* Directive *
Find the lines with "Teenager" in them and copy them out.

==== Excerpted records

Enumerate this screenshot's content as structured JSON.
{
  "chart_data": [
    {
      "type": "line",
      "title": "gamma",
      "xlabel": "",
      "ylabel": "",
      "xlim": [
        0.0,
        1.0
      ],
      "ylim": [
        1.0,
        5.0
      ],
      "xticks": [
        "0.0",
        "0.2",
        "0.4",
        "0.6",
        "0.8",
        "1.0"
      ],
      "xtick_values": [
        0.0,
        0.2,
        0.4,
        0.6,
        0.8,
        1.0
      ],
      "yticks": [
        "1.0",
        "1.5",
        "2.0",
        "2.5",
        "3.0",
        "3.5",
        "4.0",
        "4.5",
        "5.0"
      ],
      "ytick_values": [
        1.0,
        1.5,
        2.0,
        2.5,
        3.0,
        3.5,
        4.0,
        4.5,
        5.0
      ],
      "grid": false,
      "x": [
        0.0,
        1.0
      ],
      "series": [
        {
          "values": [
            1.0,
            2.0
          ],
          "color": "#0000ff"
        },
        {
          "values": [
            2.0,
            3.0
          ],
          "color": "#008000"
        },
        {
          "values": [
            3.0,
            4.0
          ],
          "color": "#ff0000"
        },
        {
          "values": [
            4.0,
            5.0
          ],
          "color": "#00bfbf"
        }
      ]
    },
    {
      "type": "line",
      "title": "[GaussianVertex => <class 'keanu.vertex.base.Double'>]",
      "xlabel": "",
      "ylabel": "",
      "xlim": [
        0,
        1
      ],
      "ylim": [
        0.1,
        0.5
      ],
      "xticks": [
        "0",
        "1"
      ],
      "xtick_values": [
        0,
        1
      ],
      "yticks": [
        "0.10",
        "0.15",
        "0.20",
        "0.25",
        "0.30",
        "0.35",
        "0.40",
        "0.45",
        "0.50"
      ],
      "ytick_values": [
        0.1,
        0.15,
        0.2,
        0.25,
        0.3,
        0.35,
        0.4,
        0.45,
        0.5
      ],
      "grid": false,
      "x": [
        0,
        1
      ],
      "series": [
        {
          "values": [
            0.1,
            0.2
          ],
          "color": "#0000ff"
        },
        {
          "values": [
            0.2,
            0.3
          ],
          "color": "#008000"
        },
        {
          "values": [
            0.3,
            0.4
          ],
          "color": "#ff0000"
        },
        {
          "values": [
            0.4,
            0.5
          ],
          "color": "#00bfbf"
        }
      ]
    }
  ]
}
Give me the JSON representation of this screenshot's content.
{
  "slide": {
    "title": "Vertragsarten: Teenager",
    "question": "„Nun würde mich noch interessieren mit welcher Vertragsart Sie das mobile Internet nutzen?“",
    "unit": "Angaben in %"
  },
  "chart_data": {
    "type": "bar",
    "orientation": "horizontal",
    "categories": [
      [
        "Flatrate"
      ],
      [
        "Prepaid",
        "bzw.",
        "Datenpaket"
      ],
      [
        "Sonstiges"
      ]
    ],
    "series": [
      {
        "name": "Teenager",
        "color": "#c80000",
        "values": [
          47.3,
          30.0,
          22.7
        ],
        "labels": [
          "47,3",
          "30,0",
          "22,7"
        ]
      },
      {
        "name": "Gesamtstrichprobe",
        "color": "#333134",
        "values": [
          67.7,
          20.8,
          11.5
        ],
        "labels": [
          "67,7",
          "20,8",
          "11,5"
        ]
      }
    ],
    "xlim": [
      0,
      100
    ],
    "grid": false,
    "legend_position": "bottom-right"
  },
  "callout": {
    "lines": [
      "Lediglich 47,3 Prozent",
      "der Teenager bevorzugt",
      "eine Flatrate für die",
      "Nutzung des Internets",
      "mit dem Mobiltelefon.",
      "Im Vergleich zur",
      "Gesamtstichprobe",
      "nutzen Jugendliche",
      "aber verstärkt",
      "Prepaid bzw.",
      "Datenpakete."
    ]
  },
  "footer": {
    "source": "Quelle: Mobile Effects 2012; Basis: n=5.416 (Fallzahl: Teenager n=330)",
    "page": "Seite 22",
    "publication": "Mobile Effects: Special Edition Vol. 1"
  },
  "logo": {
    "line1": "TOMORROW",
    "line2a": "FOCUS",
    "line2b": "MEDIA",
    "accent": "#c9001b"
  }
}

========

* Completed task *
    "title": "Vertragsarten: Teenager",
        "name": "Teenager",
      "der Teenager bevorzugt",
    "source": "Quelle: Mobile Effects 2012; Basis: n=5.416 (Fallzahl: Teenager n=330)",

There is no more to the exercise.